Data lines:
══════════════════════════════

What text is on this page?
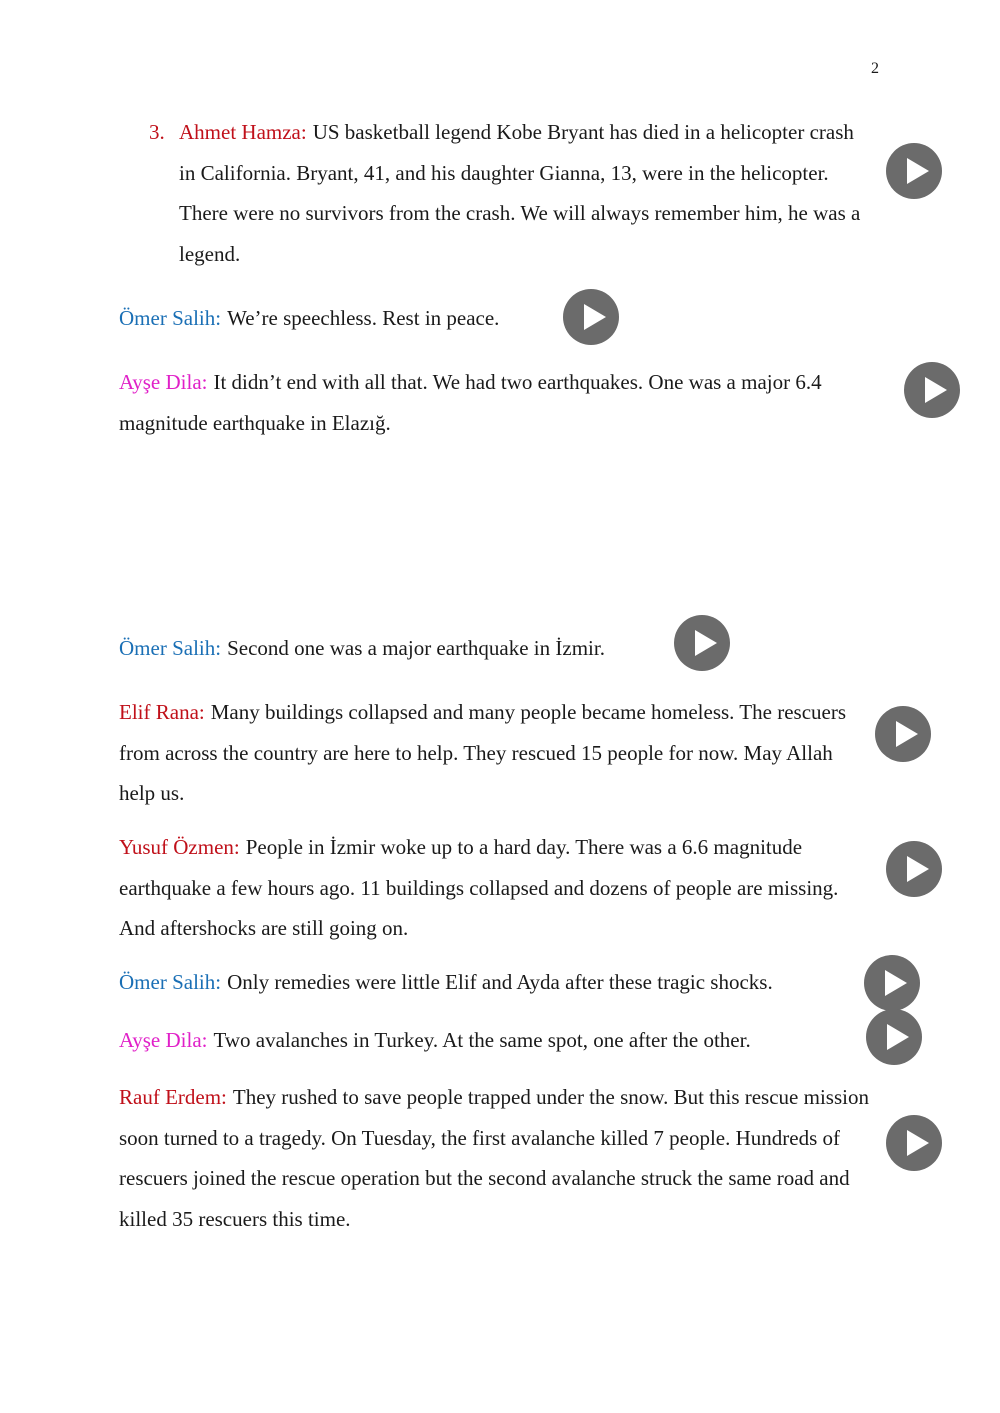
2
3. Ahmet Hamza: US basketball legend Kobe Bryant has died in a helicopter crash in California. Bryant, 41, and his daughter Gianna, 13, were in the helicopter. There were no survivors from the crash. We will always remember him, he was a legend.

Ömer Salih: We’re speechless. Rest in peace.

Ayşe Dila: It didn’t end with all that. We had two earthquakes. One was a major 6.4 magnitude earthquake in Elazığ.

Ömer Salih: Second one was a major earthquake in İzmir.

Elif Rana: Many buildings collapsed and many people became homeless. The rescuers from across the country are here to help. They rescued 15 people for now. May Allah help us.

Yusuf Özmen: People in İzmir woke up to a hard day. There was a 6.6 magnitude earthquake a few hours ago. 11 buildings collapsed and dozens of people are missing. And aftershocks are still going on.

Ömer Salih: Only remedies were little Elif and Ayda after these tragic shocks.

Ayşe Dila: Two avalanches in Turkey. At the same spot, one after the other.

Rauf Erdem: They rushed to save people trapped under the snow. But this rescue mission soon turned to a tragedy. On Tuesday, the first avalanche killed 7 people. Hundreds of rescuers joined the rescue operation but the second avalanche struck the same road and killed 35 rescuers this time.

══════════════════════════════

What you are asked to do:
Report how many lines in the data include the word "Ayşe", and give nothing but the count.

Solution to this problem:
2